[Description of the task]
Please convert the material from the line that contains "contact-option-answering-system[interactable]: _____ Leave" through the line that contains "509, 648, 520]", both included, into a JSON list of strings, one string per line, leaving out blank lines.

(Source data)

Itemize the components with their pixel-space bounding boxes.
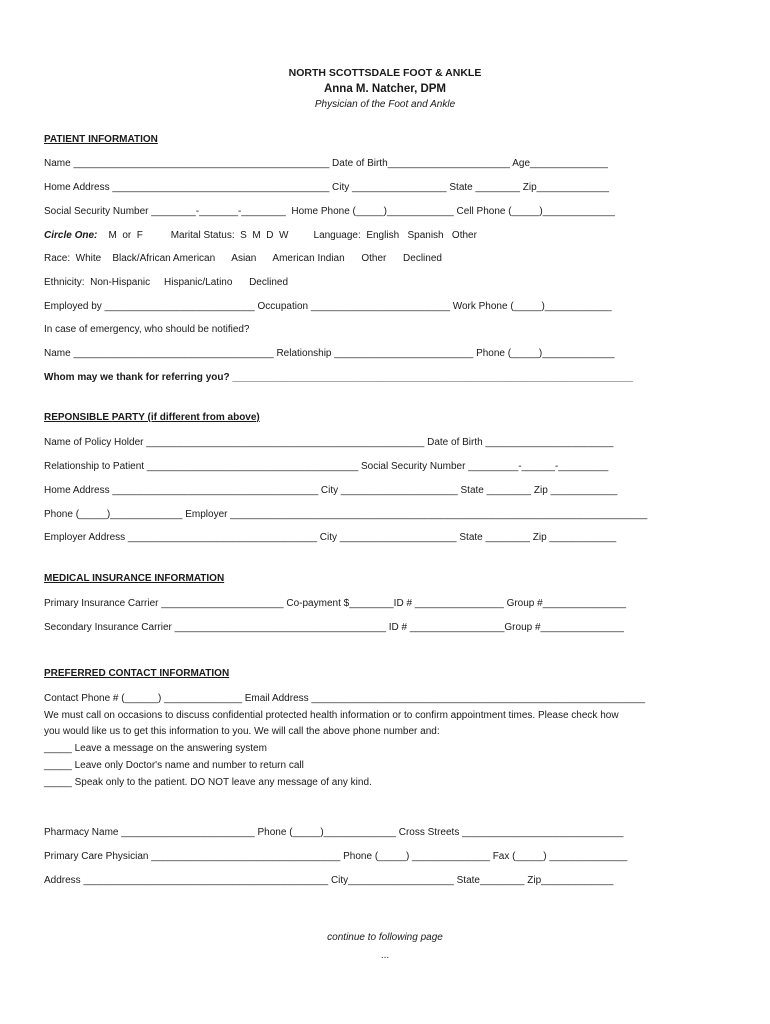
contact-option-answering-system[interactable]: _____ Leave a message on the answering system: [44, 743, 267, 754]
doctor-name: Anna M. Natcher, DPM: [323, 83, 447, 95]
responsible-phone-employer-line[interactable]: Phone (_____)_____________ Employer ___________________________________________________________________________: [44, 509, 648, 520]
contact-instructions-line1: We must call on occasions to discuss confidential protected health information or to confirm appointment times. Please check how: [44, 710, 619, 721]
responsible-address-line[interactable]: Home Address _____________________________________ City _____________________ State ________ Zip ____________: [44, 485, 618, 496]
circle-one-label: Circle One:: [44, 230, 98, 241]
emergency-contact-line[interactable]: Name ____________________________________ Relationship _________________________ Phone (_____)_____________: [44, 348, 615, 359]
section-responsible-heading: REPONSIBLE PARTY (if different from above): [44, 412, 260, 423]
contact-phone-email-line[interactable]: Contact Phone # (______) ______________ Email Address ____________________________________________________________: [44, 693, 646, 704]
section-patient-heading: PATIENT INFORMATION: [44, 134, 158, 145]
section-insurance-heading: MEDICAL INSURANCE INFORMATION: [44, 573, 225, 584]
patient-name-line[interactable]: Name ______________________________________________ Date of Birth______________________ Age______________: [44, 158, 608, 169]
continue-ellipsis: ...: [380, 950, 390, 961]
doctor-subtitle: Physician of the Foot and Ankle: [314, 99, 456, 110]
section-contact-heading: PREFERRED CONTACT INFORMATION: [44, 668, 230, 679]
patient-employment-line[interactable]: Employed by ___________________________ Occupation _________________________ Work Phone (_____)____________: [44, 301, 612, 312]
primary-insurance-line[interactable]: Primary Insurance Carrier ______________________ Co-payment $________ID # ________________ Group #_______________: [44, 598, 627, 609]
patient-race-line[interactable]: Race: White Black/African American Asian American Indian Other Declined: [44, 253, 442, 264]
policy-holder-line[interactable]: Name of Policy Holder __________________________________________________ Date of Birth _______________________: [44, 437, 614, 448]
contact-option-patient-only[interactable]: _____ Speak only to the patient. DO NOT leave any message of any kind.: [44, 777, 372, 788]
continue-note: continue to following page: [327, 932, 443, 943]
emergency-contact-prompt: In case of emergency, who should be notified?: [44, 324, 250, 335]
contact-instructions-line2: you would like us to get this information to you. We will call the above phone number and:: [44, 726, 440, 737]
pharmacy-line[interactable]: Pharmacy Name ________________________ Phone (_____)_____________ Cross Streets _____________________________: [44, 827, 624, 838]
practice-name: NORTH SCOTTSDALE FOOT & ANKLE: [288, 67, 482, 79]
primary-care-line[interactable]: Primary Care Physician __________________________________ Phone (_____) ______________ Fax (_____) ______________: [44, 851, 628, 862]
pcp-address-line[interactable]: Address ____________________________________________ City___________________ State________ Zip_____________: [44, 875, 614, 886]
patient-ethnicity-line[interactable]: Ethnicity: Non-Hispanic Hispanic/Latino Declined: [44, 277, 288, 288]
patient-ssn-phone-line[interactable]: Social Security Number ________-_______-________ Home Phone (_____)____________ Cell Phone (_____)_____________: [44, 206, 615, 217]
secondary-insurance-line[interactable]: Secondary Insurance Carrier ______________________________________ ID # _________________Group #_______________: [44, 622, 624, 633]
contact-option-doctor-name[interactable]: _____ Leave only Doctor's name and number to return call: [44, 760, 304, 771]
sex-marital-language-options[interactable]: M or F Marital Status: S M D W Language: English Spanish Other: [97, 230, 477, 241]
relationship-ssn-line[interactable]: Relationship to Patient ______________________________________ Social Security Number _________-______-_________: [44, 461, 609, 472]
employer-address-line[interactable]: Employer Address __________________________________ City _____________________ State ________ Zip ____________: [44, 532, 617, 543]
patient-address-line[interactable]: Home Address _______________________________________ City _________________ State ________ Zip_____________: [44, 182, 609, 193]
referral-line[interactable]: Whom may we thank for referring you? ________________________________________________________________________: [44, 372, 633, 383]
patient-sex-marital-language-line[interactable]: [44, 229, 477, 242]
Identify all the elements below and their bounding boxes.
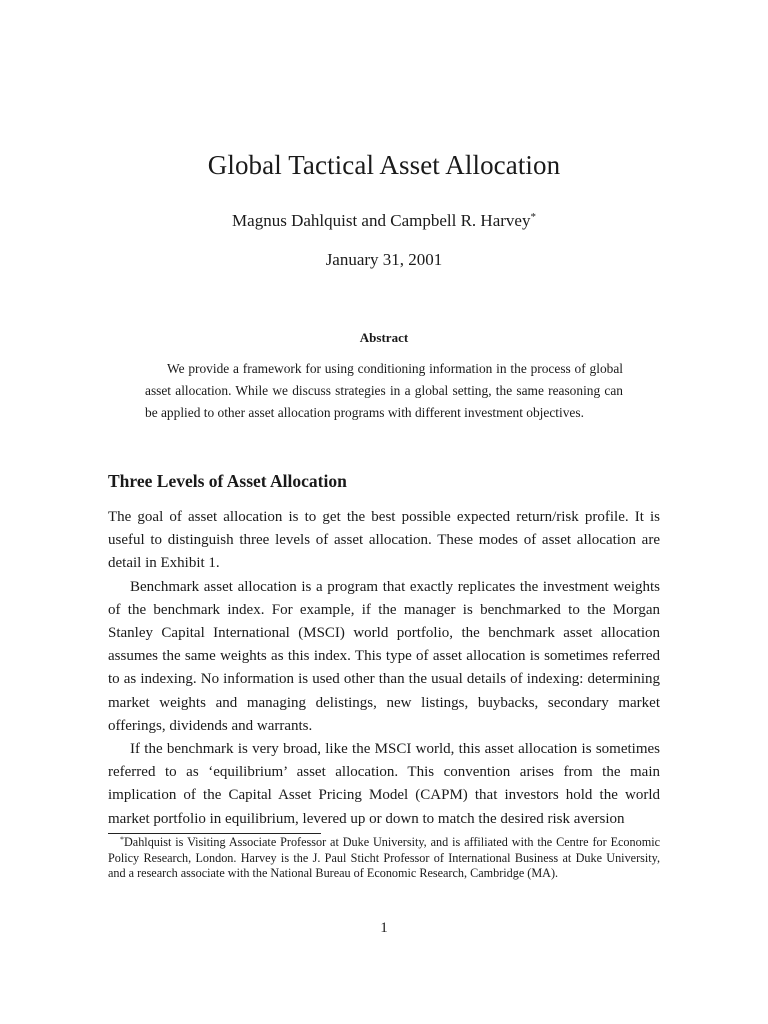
paper-title: Global Tactical Asset Allocation xyxy=(207,150,561,180)
author-line xyxy=(0,211,768,231)
footnote-text: Dahlquist is Visiting Associate Professor at Duke University, and is affiliated with the Centre for Economic Policy Research, London. Harvey is the J. Paul Sticht Professor of International Business at Duke University, and a research associate with the National Bureau of Economic Research, Cambridge (MA). xyxy=(108,835,660,880)
body-text xyxy=(108,506,660,831)
author-footnote-marker: * xyxy=(530,211,536,223)
paragraph-2: Benchmark asset allocation is a program that exactly replicates the investment weights of the benchmark index. For example, if the manager is benchmarked to the Morgan Stanley Capital International (MSCI) world portfolio, the benchmark asset allocation assumes the same weights as this index. This type of asset allocation is sometimes referred to as indexing. No information is used other than the usual details of indexing: determining market weights and managing delistings, new listings, buybacks, secondary market offerings, dividends and warrants. xyxy=(108,578,660,734)
author-names: Magnus Dahlquist and Campbell R. Harvey xyxy=(232,211,531,230)
footnote-marker: * xyxy=(120,835,124,844)
abstract-text: We provide a framework for using conditioning information in the process of global asset allocation. While we discuss strategies in a global setting, the same reasoning can be applied to other asset allocation programs with different investment objectives. xyxy=(145,361,623,421)
page-number: 1 xyxy=(380,920,388,936)
abstract-heading: Abstract xyxy=(359,330,409,345)
footnote xyxy=(108,835,660,882)
footnote-divider xyxy=(108,833,321,834)
paragraph-3: If the benchmark is very broad, like the MSCI world, this asset allocation is sometimes referred to as ‘equilibrium’ asset allocation. This convention arises from the main implication of the Capital Asset Pricing Model (CAPM) that investors hold the world market portfolio in equilibrium, levered up or down to match the desired risk aversion xyxy=(108,741,660,827)
paragraph-1: The goal of asset allocation is to get the best possible expected return/risk profile. It is useful to distinguish three levels of asset allocation. These modes of asset allocation are detail in Exhibit 1. xyxy=(108,509,660,572)
paper-date: January 31, 2001 xyxy=(325,250,443,269)
section-heading: Three Levels of Asset Allocation xyxy=(108,471,347,491)
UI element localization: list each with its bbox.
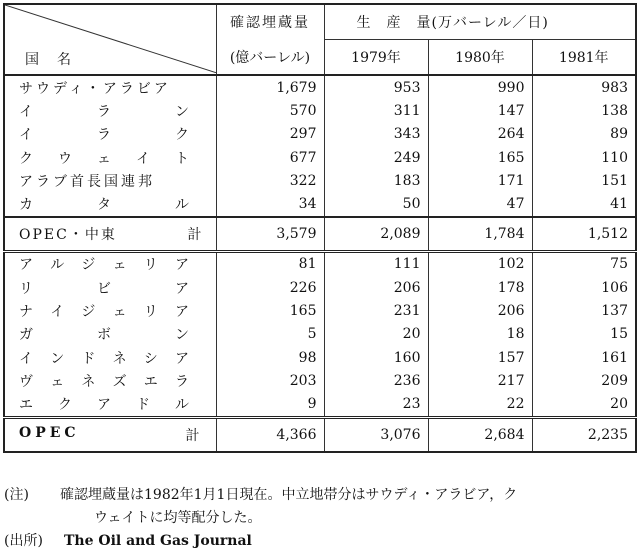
reserves-total: 4,366 xyxy=(216,417,324,452)
table-row xyxy=(4,299,636,322)
country-name-char: ク xyxy=(19,150,33,167)
production-1979: 249 xyxy=(324,146,428,169)
country-name-char: ズ xyxy=(112,373,127,390)
country-name-text xyxy=(19,278,189,298)
country-name xyxy=(4,369,216,392)
country-name-char: ク xyxy=(58,397,72,414)
country-name-char: ン xyxy=(50,350,65,367)
production-1979: 206 xyxy=(324,276,428,299)
country-name-char: ジ xyxy=(81,257,96,274)
country-name-char: ア xyxy=(174,304,189,321)
production-1981: 151 xyxy=(532,169,636,192)
country-name-char: ル xyxy=(175,397,189,414)
subtotal-suffix: 計 xyxy=(187,226,204,243)
table-row xyxy=(4,146,636,169)
country-name-char: イ xyxy=(19,127,33,144)
table-row xyxy=(4,123,636,146)
country-name-text xyxy=(19,101,189,121)
production-1981: 137 xyxy=(532,299,636,322)
production-1981: 20 xyxy=(532,393,636,418)
reserves-value: 81 xyxy=(216,251,324,276)
production-1981: 89 xyxy=(532,123,636,146)
production-1979: 311 xyxy=(324,99,428,122)
country-name-char: ナ xyxy=(19,304,33,321)
reserves-value: 297 xyxy=(216,123,324,146)
country-name xyxy=(4,99,216,122)
source-tag: (出所) xyxy=(4,533,43,549)
table-row xyxy=(4,323,636,346)
production-1980: 157 xyxy=(428,346,532,369)
source-text: The Oil and Gas Journal xyxy=(64,533,252,549)
country-name-char: タ xyxy=(97,197,111,214)
table-row xyxy=(4,393,636,418)
production-1980: 18 xyxy=(428,323,532,346)
production-1979: 160 xyxy=(324,346,428,369)
production-1981: 106 xyxy=(532,276,636,299)
production-1980: 165 xyxy=(428,146,532,169)
table-row xyxy=(4,369,636,392)
production-1980-total: 2,684 xyxy=(428,417,532,452)
table-row xyxy=(4,251,636,276)
country-name-text: サウディ・アラビア xyxy=(19,80,171,97)
production-1981: 138 xyxy=(532,99,636,122)
country-name-char: ク xyxy=(175,127,189,144)
table-row xyxy=(4,346,636,369)
table-row xyxy=(4,99,636,122)
production-1981-total: 2,235 xyxy=(532,417,636,452)
production-1979: 23 xyxy=(324,393,428,418)
reserves-total: 3,579 xyxy=(216,217,324,252)
country-name-char: ア xyxy=(97,397,111,414)
country-name-char: ネ xyxy=(81,373,96,390)
production-1979: 183 xyxy=(324,169,428,192)
total-row xyxy=(4,417,636,452)
country-name-char: ェ xyxy=(112,257,127,274)
reserves-value: 322 xyxy=(216,169,324,192)
country-name-char: ウ xyxy=(58,150,72,167)
footnotes xyxy=(4,484,634,553)
table-row xyxy=(4,75,636,99)
country-name xyxy=(4,146,216,169)
note-tag: (注) xyxy=(4,487,29,503)
reserves-value: 9 xyxy=(216,393,324,418)
country-name-char: イ xyxy=(19,350,33,367)
country-name-char: ド xyxy=(81,350,96,367)
production-1979: 343 xyxy=(324,123,428,146)
source-line xyxy=(4,530,634,553)
subtotal-row xyxy=(4,217,636,252)
country-name xyxy=(4,192,216,216)
production-1980: 217 xyxy=(428,369,532,392)
country-name-char: ヴ xyxy=(19,373,33,390)
country-name-text xyxy=(19,371,189,391)
reserves-value: 203 xyxy=(216,369,324,392)
country-name-char: ビ xyxy=(97,280,111,297)
country-name-char: ア xyxy=(175,280,189,297)
total-name: OPEC xyxy=(19,424,80,441)
production-1980: 264 xyxy=(428,123,532,146)
reserves-value: 677 xyxy=(216,146,324,169)
country-name-char: ェ xyxy=(97,150,111,167)
subtotal-name: OPEC・中東 xyxy=(19,226,117,243)
table-row xyxy=(4,276,636,299)
production-1980: 206 xyxy=(428,299,532,322)
country-name-text xyxy=(19,254,189,274)
country-name-char: ド xyxy=(136,397,150,414)
year-header: 1979年 xyxy=(324,40,428,76)
production-1981: 15 xyxy=(532,323,636,346)
production-1980: 147 xyxy=(428,99,532,122)
reserves-header: 確認埋蔵量 xyxy=(216,4,324,40)
reserves-value: 570 xyxy=(216,99,324,122)
country-name-char: ア xyxy=(19,257,33,274)
country-name-char: エ xyxy=(143,373,158,390)
country-name-char: イ xyxy=(19,103,33,120)
country-name xyxy=(4,75,216,99)
country-name-char: ラ xyxy=(97,103,111,120)
total-suffix: 計 xyxy=(185,427,204,444)
production-1980: 47 xyxy=(428,192,532,216)
subtotal-label xyxy=(4,217,216,252)
country-name xyxy=(4,323,216,346)
country-header: 国 名 xyxy=(25,52,73,68)
country-name xyxy=(4,299,216,322)
country-name-char: ア xyxy=(174,350,189,367)
total-label xyxy=(4,417,216,452)
country-name-char: リ xyxy=(143,257,158,274)
production-1981: 209 xyxy=(532,369,636,392)
production-1981-total: 1,512 xyxy=(532,217,636,252)
country-name-char: イ xyxy=(136,150,150,167)
reserves-value: 165 xyxy=(216,299,324,322)
country-name-char: ェ xyxy=(112,304,127,321)
country-name xyxy=(4,123,216,146)
production-1979: 236 xyxy=(324,369,428,392)
production-1980: 178 xyxy=(428,276,532,299)
production-1979-total: 3,076 xyxy=(324,417,428,452)
country-name-text xyxy=(19,301,189,321)
production-1979: 953 xyxy=(324,75,428,99)
production-1981: 110 xyxy=(532,146,636,169)
table-row xyxy=(4,192,636,216)
country-name xyxy=(4,276,216,299)
production-1979: 20 xyxy=(324,323,428,346)
country-name-char: リ xyxy=(19,280,33,297)
production-1981: 161 xyxy=(532,346,636,369)
production-1979: 111 xyxy=(324,251,428,276)
reserves-unit: (億バーレル) xyxy=(216,40,324,76)
production-1980: 102 xyxy=(428,251,532,276)
country-name-char: ラ xyxy=(97,127,111,144)
country-name-char: ン xyxy=(175,103,189,120)
country-name-text xyxy=(19,124,189,144)
production-1979: 231 xyxy=(324,299,428,322)
production-1981: 75 xyxy=(532,251,636,276)
production-1979-total: 2,089 xyxy=(324,217,428,252)
reserves-value: 1,679 xyxy=(216,75,324,99)
year-header: 1981年 xyxy=(532,40,636,76)
country-name-char: イ xyxy=(50,304,65,321)
year-header: 1980年 xyxy=(428,40,532,76)
country-name-text xyxy=(19,394,189,414)
country-name-char: ボ xyxy=(97,327,111,344)
country-name-text xyxy=(19,324,189,344)
reserves-value: 5 xyxy=(216,323,324,346)
country-name-char: リ xyxy=(143,304,158,321)
production-1980: 990 xyxy=(428,75,532,99)
production-1981: 983 xyxy=(532,75,636,99)
production-1981: 41 xyxy=(532,192,636,216)
production-1980-total: 1,784 xyxy=(428,217,532,252)
country-name xyxy=(4,393,216,418)
note-text: 確認埋蔵量は1982年1月1日現在。中立地帯分はサウディ・アラビア，ク xyxy=(60,487,518,503)
country-name-text xyxy=(19,194,189,214)
country-name-text: アラブ首長国連邦 xyxy=(19,173,155,190)
country-name-text xyxy=(19,348,189,368)
table-row xyxy=(4,169,636,192)
reserves-value: 34 xyxy=(216,192,324,216)
production-1979: 50 xyxy=(324,192,428,216)
country-name-char: ト xyxy=(175,150,189,167)
country-name xyxy=(4,169,216,192)
country-name-char: ェ xyxy=(50,373,65,390)
opec-oil-table xyxy=(3,3,637,453)
country-name xyxy=(4,251,216,276)
country-name-char: ネ xyxy=(112,350,127,367)
country-name-char: ア xyxy=(174,257,189,274)
reserves-value: 226 xyxy=(216,276,324,299)
production-header: 生 産 量(万バーレル／日) xyxy=(324,4,636,40)
country-name-char: ル xyxy=(50,257,65,274)
country-name-char: ジ xyxy=(81,304,96,321)
country-name-text xyxy=(19,148,189,168)
country-name-char: ン xyxy=(175,327,189,344)
country-name-char: ラ xyxy=(174,373,189,390)
country-name xyxy=(4,346,216,369)
country-name-char: ル xyxy=(175,197,189,214)
production-1980: 22 xyxy=(428,393,532,418)
note-continuation: ウェイトに均等配分した。 xyxy=(94,510,262,526)
note-line xyxy=(4,484,634,507)
reserves-value: 98 xyxy=(216,346,324,369)
country-name-char: エ xyxy=(19,397,33,414)
production-1980: 171 xyxy=(428,169,532,192)
country-name-char: ガ xyxy=(19,327,33,344)
country-name-char: シ xyxy=(143,350,158,367)
country-name-char: カ xyxy=(19,197,33,214)
country-header-cell xyxy=(4,4,216,75)
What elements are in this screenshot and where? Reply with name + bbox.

[Solution to this problem]
[
  "contact-option-answering-system[interactable]: _____ Leave a message on the answering system: [44, 743, 267, 754]",
  "doctor-name: Anna M. Natcher, DPM: [323, 83, 447, 95]",
  "responsible-phone-employer-line[interactable]: Phone (_____)_____________ Employer ___________________________________________________________________________: [44, 509, 648, 520]"
]